◆ SET PROBLEM:
Restate the records below word for word.

◆ Records from a data source:

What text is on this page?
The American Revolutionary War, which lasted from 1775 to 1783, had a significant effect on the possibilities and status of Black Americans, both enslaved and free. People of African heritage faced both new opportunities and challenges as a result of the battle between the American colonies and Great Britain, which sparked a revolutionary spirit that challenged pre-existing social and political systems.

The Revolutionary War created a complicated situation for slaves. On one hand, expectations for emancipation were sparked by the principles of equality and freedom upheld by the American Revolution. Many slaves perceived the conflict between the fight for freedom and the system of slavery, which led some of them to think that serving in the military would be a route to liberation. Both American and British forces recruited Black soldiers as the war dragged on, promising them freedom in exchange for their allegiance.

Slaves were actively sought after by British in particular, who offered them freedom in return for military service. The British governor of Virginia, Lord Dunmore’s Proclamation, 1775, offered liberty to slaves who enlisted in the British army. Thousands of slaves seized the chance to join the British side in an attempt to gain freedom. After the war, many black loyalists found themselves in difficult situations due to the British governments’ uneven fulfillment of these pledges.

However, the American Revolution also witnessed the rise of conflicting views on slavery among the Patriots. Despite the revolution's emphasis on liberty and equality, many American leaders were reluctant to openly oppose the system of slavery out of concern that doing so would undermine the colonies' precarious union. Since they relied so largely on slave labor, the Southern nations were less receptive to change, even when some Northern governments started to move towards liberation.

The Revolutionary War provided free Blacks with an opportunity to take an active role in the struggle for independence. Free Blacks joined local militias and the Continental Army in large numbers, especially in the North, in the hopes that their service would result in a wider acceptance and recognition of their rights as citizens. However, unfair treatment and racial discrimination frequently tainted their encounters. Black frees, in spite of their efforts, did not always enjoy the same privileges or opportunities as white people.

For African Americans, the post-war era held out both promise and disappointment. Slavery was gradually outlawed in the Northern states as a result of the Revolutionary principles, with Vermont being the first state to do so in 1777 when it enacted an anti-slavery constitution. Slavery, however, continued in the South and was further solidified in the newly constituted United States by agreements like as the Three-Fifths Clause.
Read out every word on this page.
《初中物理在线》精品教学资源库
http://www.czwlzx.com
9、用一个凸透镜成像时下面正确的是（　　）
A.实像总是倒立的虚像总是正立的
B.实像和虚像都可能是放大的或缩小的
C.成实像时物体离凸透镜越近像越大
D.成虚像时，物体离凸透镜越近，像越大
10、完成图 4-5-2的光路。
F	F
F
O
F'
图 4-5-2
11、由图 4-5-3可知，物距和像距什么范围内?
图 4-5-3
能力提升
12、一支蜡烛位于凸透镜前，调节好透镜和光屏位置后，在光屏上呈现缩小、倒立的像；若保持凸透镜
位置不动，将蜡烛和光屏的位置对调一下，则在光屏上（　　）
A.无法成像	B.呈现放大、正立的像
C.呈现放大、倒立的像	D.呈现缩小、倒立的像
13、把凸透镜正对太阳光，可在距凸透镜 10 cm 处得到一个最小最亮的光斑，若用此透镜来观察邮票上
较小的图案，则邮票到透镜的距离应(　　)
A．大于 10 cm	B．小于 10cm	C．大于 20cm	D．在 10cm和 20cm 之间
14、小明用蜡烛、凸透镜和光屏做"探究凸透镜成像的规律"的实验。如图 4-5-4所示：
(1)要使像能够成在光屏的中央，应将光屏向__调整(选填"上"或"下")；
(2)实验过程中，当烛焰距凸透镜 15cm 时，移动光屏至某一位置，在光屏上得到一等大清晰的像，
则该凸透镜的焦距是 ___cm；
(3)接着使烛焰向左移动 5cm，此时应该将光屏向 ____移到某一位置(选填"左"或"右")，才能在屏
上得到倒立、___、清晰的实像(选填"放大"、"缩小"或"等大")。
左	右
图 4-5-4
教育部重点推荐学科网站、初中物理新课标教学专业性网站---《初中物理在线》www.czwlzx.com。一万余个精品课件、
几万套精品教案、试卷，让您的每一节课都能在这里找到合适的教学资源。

◆ EXERCISE ANSWER:
What text is on this page?
The American Revolutionary War, which lasted from 1775 to 1783, had a significant effect on the possibilities and status of Black Americans, both enslaved and free. People of African heritage faced both new opportunities and challenges as a result of the battle between the American colonies and Great Britain, which sparked a revolutionary spirit that challenged pre-existing social and political systems.

The Revolutionary War created a complicated situation for slaves. On one hand, expectations for emancipation were sparked by the principles of equality and freedom upheld by the American Revolution. Many slaves perceived the conflict between the fight for freedom and the system of slavery, which led some of them to think that serving in the military would be a route to liberation. Both American and British forces recruited Black soldiers as the war dragged on, promising them freedom in exchange for their allegiance.

Slaves were actively sought after by British in particular, who offered them freedom in return for military service. The British governor of Virginia, Lord Dunmore’s Proclamation, 1775, offered liberty to slaves who enlisted in the British army. Thousands of slaves seized the chance to join the British side in an attempt to gain freedom. After the war, many black loyalists found themselves in difficult situations due to the British governments’ uneven fulfillment of these pledges.

However, the American Revolution also witnessed the rise of conflicting views on slavery among the Patriots. Despite the revolution's emphasis on liberty and equality, many American leaders were reluctant to openly oppose the system of slavery out of concern that doing so would undermine the colonies' precarious union. Since they relied so largely on slave labor, the Southern nations were less receptive to change, even when some Northern governments started to move towards liberation.

The Revolutionary War provided free Blacks with an opportunity to take an active role in the struggle for independence. Free Blacks joined local militias and the Continental Army in large numbers, especially in the North, in the hopes that their service would result in a wider acceptance and recognition of their rights as citizens. However, unfair treatment and racial discrimination frequently tainted their encounters. Black frees, in spite of their efforts, did not always enjoy the same privileges or opportunities as white people.

For African Americans, the post-war era held out both promise and disappointment. Slavery was gradually outlawed in the Northern states as a result of the Revolutionary principles, with Vermont being the first state to do so in 1777 when it enacted an anti-slavery constitution. Slavery, however, continued in the South and was further solidified in the newly constituted United States by agreements like as the Three-Fifths Clause.
Read out every word on this page.
《初中物理在线》精品教学资源库
http://www.czwlzx.com
9、用一个凸透镜成像时下面正确的是（　　）
A.实像总是倒立的虚像总是正立的
B.实像和虚像都可能是放大的或缩小的
C.成实像时物体离凸透镜越近像越大
D.成虚像时，物体离凸透镜越近，像越大
10、完成图 4-5-2的光路。
F	F
F
O
F'
图 4-5-2
11、由图 4-5-3可知，物距和像距什么范围内?
图 4-5-3
能力提升
12、一支蜡烛位于凸透镜前，调节好透镜和光屏位置后，在光屏上呈现缩小、倒立的像；若保持凸透镜
位置不动，将蜡烛和光屏的位置对调一下，则在光屏上（　　）
A.无法成像	B.呈现放大、正立的像
C.呈现放大、倒立的像	D.呈现缩小、倒立的像
13、把凸透镜正对太阳光，可在距凸透镜 10 cm 处得到一个最小最亮的光斑，若用此透镜来观察邮票上
较小的图案，则邮票到透镜的距离应(　　)
A．大于 10 cm	B．小于 10cm	C．大于 20cm	D．在 10cm和 20cm 之间
14、小明用蜡烛、凸透镜和光屏做"探究凸透镜成像的规律"的实验。如图 4-5-4所示：
(1)要使像能够成在光屏的中央，应将光屏向__调整(选填"上"或"下")；
(2)实验过程中，当烛焰距凸透镜 15cm 时，移动光屏至某一位置，在光屏上得到一等大清晰的像，
则该凸透镜的焦距是 ___cm；
(3)接着使烛焰向左移动 5cm，此时应该将光屏向 ____移到某一位置(选填"左"或"右")，才能在屏
上得到倒立、___、清晰的实像(选填"放大"、"缩小"或"等大")。
左	右
图 4-5-4
教育部重点推荐学科网站、初中物理新课标教学专业性网站---《初中物理在线》www.czwlzx.com。一万余个精品课件、
几万套精品教案、试卷，让您的每一节课都能在这里找到合适的教学资源。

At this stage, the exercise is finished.